TEXTO DE LECTURA =>
A partir de entonces la figura de Macario (y pronto la del patrón Simón Orozco) acapara casi todo el protagonismo, por más que los otros vayan desgranando sus penas y sus historias, a veces en una repaso de sus tristes vidas y otras en lo que ya podríamos llamar monólogo interior. Vibran las escenas previas y posteriores a la pelea de Macario y Sas (con sabia elipsis del combate), y la pesca de pájaros en alta mar, espléndida secuencia de realismo crudo y delicado; pero también el paseo del patrón por el cementerio de Bantry, con muchos náufragos paisanos, y ese dejarse de rencores que es la única manera de sobrevivir.

DATOS REGISTRADOS =>
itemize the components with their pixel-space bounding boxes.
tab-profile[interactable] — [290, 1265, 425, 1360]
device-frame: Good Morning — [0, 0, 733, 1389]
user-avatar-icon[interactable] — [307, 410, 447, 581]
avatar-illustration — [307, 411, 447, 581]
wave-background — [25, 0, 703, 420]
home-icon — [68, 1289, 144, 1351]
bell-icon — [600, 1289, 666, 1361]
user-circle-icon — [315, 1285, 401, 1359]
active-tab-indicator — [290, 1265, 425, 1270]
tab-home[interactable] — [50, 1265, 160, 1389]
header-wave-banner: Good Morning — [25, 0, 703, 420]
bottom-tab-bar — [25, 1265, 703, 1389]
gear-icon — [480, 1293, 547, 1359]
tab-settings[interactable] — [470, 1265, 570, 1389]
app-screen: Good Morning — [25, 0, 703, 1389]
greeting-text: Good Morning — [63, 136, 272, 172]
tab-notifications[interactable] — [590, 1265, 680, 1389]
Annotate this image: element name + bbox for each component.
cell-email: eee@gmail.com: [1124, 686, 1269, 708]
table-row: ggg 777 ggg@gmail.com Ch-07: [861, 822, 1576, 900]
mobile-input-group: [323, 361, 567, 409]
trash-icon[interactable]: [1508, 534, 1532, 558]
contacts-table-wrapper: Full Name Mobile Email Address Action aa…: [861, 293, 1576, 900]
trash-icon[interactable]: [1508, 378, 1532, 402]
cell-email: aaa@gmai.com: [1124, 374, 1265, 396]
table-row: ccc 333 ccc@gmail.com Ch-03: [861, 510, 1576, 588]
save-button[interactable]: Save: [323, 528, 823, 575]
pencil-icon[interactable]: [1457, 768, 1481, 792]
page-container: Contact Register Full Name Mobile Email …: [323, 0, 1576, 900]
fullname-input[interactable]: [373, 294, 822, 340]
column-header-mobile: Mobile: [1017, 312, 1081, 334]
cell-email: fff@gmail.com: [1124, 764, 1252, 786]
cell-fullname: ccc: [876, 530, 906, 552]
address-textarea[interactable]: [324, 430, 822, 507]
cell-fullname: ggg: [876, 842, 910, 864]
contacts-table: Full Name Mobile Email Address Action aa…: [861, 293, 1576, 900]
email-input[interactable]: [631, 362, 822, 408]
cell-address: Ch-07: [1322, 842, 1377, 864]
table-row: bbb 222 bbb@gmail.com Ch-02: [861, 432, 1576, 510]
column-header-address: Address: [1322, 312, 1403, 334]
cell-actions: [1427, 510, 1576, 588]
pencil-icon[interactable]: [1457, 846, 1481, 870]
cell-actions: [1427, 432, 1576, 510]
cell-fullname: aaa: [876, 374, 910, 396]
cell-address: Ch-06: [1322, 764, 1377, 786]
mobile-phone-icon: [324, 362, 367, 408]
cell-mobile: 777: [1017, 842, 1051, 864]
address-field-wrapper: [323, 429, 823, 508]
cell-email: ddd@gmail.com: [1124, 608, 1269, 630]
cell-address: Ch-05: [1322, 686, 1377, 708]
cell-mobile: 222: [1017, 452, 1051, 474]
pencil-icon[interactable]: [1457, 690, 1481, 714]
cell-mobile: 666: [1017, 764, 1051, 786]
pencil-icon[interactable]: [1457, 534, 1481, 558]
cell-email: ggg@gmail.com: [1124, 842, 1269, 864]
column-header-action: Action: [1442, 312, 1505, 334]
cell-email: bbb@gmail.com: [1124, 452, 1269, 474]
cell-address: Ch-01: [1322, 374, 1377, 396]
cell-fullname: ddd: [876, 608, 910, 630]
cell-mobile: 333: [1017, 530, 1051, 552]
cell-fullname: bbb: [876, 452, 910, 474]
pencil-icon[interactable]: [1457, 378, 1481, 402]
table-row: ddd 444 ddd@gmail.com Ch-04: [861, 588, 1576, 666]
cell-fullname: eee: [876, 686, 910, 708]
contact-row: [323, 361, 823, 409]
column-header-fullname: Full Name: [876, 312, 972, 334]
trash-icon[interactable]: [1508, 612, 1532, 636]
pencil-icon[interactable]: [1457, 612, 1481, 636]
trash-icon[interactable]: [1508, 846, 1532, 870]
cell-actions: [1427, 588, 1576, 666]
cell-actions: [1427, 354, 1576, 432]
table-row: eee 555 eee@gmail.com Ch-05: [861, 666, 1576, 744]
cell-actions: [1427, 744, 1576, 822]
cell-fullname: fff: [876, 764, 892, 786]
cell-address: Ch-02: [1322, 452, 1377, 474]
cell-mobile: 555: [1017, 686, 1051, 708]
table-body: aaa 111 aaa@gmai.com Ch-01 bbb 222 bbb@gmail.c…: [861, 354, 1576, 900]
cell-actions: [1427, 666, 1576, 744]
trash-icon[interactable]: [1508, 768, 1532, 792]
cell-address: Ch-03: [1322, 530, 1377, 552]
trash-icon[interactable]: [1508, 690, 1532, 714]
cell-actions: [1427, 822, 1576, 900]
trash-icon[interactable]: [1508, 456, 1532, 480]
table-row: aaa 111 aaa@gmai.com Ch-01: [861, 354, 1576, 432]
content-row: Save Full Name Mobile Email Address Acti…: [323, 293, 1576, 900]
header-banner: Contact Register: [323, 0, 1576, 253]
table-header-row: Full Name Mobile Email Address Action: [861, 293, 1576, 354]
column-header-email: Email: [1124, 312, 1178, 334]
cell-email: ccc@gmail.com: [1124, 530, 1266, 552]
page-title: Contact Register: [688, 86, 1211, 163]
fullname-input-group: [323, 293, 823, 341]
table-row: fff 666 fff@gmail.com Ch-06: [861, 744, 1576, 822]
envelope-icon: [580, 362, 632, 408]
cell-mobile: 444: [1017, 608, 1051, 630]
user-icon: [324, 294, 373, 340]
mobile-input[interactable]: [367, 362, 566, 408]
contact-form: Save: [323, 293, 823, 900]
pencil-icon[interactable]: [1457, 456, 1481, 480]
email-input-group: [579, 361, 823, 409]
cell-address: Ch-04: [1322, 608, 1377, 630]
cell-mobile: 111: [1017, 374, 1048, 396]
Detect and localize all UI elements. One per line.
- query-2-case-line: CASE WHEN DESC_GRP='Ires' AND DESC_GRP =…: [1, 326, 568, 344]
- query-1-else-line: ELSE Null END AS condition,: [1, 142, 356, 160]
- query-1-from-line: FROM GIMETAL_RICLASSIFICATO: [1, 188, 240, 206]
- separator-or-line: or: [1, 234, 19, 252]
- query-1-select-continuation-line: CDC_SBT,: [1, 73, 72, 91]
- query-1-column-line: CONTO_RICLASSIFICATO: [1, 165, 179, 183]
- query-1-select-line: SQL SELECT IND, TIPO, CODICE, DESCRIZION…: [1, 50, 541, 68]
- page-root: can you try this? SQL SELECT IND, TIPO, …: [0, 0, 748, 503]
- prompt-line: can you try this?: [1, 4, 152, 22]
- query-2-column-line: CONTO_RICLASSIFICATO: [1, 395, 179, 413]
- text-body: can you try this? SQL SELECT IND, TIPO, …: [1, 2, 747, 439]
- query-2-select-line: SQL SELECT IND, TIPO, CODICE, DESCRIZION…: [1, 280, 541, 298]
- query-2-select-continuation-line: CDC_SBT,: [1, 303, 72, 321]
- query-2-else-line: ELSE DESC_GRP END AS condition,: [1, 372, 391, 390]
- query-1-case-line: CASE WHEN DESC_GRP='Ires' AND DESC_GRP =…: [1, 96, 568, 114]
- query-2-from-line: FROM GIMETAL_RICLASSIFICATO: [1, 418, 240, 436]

CONSIGNAS DEL EJERCICIO =>
**A)** Responde según el texto sobre Macario:
(i) ¿Qué otra figura, junto a la de Macario, pronto acapara casi todo el protagonismo?
(ii) ¿Con quién se pelea Macario?
(iii) ¿Por qué cementerio pasea el patrón?
**B)** Repite sin cambios el fragmento del texto sobre Macario que comienza con las palabras "A partir de" y concluye con "manera de sobrevivir.".
**C)** Prosigue el texto sobre Macario desde el punto en que se detiene.

RESPUESTAS =>
**A)**
(i) La del patrón Simón Orozco.
(ii) Con Sas.
(iii) Por el cementerio de Bantry.

**B)**
A partir de entonces la figura de Macario (y pronto la del patrón Simón Orozco) acapara casi todo el protagonismo, por más que los otros vayan desgranando sus penas y sus historias, a veces en una repaso de sus tristes vidas y otras en lo que ya podríamos llamar monólogo interior. Vibran las escenas previas y posteriores a la pelea de Macario y Sas (con sabia elipsis del combate), y la pesca de pájaros en alta mar, espléndida secuencia de realismo crudo y delicado; pero también el paseo del patrón por el cementerio de Bantry, con muchos náufragos paisanos, y ese dejarse de rencores que es la única manera de sobrevivir.

**C)**
En esa segunda parte la novela sostiene un ritmo absorbente, como si se hubiera deshecho el autor del lastre técnico y lo hubiera reemplazado por la poesía de altura. Se le acusó a Ignacio Aldecoa de virtuosismo, como si eso fuera un defecto, pero no cometió el error de mantener el alarde cuando lo que manda es la tensión. Antes del amargo desenlace, el autor pasa revista:
En la punta de proa paleaban los hermanos Quiroga. Afá ocupaba su puesto habitual junto al palo. Macario echaba bacalaos a sus espaldas para trabajo de los engrasadores [Manuel Espina, Juan Arenas y Gato Rojo] que carneaban sobre unos cajones. Sas, Artola y Ugalde trabajaban en hilera pegados a los carretes. Desde el puente contemplaba Paulino Castro, sin oficio en la pesca. Simón Orozco llevaba el barco al rumbo y atendía al arrastre iniciado. Domingo Ventura tascaba boquilla en el espardel, oculto a los marineros de proa, visto únicamente por los engrasadores que hacían faena debajo de él.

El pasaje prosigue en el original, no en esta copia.